§ **The request**: Wherever the word "dont" appears in a line, copy that line.

§ **Records for the task**:
BEGIN

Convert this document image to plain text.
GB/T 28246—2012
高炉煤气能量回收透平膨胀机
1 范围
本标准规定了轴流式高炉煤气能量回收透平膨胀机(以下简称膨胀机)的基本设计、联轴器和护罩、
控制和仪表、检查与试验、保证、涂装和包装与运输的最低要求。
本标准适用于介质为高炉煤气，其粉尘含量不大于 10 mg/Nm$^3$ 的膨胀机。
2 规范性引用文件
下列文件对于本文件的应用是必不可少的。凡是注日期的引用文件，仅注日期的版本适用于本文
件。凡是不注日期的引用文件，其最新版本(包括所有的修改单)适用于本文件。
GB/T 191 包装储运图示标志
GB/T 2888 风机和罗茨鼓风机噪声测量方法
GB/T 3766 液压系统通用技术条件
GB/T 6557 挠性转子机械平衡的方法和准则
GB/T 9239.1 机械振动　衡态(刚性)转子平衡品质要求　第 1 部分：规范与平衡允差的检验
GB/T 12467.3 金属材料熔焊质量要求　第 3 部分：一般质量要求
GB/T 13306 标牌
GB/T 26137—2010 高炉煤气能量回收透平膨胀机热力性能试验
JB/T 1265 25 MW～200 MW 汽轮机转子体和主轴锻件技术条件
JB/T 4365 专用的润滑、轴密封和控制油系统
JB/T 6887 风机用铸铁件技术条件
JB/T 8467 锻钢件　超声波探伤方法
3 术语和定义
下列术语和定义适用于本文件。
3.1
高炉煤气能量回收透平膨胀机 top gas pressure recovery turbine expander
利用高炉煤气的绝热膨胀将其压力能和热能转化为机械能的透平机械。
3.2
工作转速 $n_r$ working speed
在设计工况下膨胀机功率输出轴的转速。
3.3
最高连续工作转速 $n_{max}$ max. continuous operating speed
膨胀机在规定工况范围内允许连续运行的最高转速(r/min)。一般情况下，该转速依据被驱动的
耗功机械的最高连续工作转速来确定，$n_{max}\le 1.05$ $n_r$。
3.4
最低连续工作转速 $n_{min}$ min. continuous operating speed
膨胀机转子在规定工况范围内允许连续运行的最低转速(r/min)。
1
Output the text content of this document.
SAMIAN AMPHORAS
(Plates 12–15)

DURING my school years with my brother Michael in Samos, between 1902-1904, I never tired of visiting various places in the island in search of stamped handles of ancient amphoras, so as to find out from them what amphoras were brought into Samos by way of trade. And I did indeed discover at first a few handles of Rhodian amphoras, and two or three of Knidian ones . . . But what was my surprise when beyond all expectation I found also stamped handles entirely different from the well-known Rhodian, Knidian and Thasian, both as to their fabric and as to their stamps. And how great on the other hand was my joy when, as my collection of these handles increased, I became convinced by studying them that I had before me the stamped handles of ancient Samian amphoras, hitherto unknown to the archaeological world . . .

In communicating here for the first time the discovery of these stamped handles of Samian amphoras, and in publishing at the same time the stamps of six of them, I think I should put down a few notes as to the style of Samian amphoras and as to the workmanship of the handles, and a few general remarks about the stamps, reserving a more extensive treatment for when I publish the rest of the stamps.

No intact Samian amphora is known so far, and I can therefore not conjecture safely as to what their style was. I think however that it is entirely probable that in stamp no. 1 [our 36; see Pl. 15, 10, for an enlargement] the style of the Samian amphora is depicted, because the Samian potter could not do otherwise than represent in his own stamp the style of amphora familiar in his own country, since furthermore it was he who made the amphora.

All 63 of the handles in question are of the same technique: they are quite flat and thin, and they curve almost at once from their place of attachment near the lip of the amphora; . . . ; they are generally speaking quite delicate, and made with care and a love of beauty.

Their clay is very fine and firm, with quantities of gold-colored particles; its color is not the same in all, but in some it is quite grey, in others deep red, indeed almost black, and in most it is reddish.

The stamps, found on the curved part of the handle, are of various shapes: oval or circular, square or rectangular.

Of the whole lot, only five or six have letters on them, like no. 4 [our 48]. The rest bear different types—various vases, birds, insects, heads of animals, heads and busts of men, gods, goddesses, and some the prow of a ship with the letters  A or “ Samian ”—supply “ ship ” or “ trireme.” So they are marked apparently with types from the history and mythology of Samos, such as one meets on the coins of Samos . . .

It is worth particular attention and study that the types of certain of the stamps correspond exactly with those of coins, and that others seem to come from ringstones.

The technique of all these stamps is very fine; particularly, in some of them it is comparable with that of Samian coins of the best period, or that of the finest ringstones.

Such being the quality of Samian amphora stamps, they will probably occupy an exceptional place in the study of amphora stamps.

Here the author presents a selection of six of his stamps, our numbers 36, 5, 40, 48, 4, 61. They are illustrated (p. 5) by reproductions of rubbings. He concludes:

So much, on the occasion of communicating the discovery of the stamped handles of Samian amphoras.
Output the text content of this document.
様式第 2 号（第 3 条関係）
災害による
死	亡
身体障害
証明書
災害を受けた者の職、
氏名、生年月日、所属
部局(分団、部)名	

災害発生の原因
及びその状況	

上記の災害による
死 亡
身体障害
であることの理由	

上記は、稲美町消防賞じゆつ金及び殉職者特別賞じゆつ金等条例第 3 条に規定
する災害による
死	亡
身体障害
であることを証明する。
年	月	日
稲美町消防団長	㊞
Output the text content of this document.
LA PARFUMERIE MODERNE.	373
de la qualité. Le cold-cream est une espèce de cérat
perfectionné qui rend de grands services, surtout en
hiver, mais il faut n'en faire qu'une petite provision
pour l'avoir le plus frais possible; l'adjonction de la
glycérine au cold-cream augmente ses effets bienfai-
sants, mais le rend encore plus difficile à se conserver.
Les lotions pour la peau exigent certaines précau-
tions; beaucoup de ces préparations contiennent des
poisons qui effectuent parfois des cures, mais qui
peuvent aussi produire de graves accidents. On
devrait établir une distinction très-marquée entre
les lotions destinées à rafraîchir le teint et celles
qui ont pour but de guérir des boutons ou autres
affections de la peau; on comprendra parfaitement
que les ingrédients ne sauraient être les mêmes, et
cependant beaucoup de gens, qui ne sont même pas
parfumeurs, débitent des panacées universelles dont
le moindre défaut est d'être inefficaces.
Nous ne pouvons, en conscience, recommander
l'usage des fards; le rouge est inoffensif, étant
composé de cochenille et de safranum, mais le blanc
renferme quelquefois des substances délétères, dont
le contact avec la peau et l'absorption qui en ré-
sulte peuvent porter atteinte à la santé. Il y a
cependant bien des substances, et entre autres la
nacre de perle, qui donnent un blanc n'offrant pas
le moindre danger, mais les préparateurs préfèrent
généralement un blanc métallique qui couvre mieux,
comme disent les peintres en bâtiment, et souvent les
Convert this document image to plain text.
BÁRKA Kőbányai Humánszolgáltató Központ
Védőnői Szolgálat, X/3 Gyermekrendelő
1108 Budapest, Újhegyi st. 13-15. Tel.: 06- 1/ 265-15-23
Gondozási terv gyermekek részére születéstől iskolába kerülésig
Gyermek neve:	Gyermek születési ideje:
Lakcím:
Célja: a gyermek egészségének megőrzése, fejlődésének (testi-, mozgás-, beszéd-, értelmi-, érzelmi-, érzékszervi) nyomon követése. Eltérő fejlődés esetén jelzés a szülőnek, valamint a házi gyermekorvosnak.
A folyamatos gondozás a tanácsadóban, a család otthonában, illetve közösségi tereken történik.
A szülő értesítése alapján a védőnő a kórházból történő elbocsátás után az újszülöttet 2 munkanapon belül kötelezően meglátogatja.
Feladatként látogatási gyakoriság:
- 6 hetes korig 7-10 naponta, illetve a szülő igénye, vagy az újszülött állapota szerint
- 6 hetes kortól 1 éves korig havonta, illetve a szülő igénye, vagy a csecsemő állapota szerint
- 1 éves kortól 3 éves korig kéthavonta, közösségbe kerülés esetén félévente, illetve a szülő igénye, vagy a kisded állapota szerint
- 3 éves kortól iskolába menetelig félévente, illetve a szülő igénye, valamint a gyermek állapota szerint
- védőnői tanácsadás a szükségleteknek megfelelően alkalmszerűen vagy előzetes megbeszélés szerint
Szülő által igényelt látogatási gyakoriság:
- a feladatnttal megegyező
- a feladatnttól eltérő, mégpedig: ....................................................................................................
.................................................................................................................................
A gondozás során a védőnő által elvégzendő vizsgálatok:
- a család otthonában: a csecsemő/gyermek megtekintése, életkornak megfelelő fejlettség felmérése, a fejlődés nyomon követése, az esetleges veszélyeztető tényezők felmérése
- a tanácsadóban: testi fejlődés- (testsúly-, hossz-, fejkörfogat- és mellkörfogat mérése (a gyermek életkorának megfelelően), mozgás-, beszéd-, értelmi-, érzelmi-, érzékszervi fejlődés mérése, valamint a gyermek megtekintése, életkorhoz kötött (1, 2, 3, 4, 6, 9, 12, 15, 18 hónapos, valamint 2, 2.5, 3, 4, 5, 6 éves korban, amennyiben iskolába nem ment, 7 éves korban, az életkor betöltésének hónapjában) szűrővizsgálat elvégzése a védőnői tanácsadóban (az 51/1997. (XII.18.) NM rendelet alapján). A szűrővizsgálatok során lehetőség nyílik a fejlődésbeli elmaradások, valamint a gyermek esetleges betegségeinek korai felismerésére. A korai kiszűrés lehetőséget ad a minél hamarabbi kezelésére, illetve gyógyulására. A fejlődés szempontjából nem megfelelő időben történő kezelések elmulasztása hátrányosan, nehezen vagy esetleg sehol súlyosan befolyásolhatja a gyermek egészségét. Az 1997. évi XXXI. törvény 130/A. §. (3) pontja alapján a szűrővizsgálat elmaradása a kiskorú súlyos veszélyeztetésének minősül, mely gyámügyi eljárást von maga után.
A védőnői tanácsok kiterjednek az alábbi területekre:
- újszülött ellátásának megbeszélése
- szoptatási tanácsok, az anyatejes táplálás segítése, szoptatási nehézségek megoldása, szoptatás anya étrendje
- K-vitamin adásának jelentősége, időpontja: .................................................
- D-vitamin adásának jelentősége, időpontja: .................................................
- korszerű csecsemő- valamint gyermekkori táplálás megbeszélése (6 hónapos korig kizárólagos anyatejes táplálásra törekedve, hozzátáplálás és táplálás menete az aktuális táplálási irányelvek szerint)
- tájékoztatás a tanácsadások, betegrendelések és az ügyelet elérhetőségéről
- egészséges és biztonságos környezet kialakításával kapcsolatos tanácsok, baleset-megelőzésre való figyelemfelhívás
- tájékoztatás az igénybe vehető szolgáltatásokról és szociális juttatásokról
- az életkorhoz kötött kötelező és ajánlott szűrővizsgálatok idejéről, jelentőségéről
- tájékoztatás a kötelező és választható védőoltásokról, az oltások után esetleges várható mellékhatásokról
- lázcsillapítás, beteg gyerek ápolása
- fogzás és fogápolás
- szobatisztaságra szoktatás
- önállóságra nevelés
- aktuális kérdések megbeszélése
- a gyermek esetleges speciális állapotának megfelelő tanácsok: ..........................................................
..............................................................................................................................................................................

END

§ **Result of this task**:
parfumeurs, débitent des panacées universelles dont
renferme quelquefois des substances délétères, dont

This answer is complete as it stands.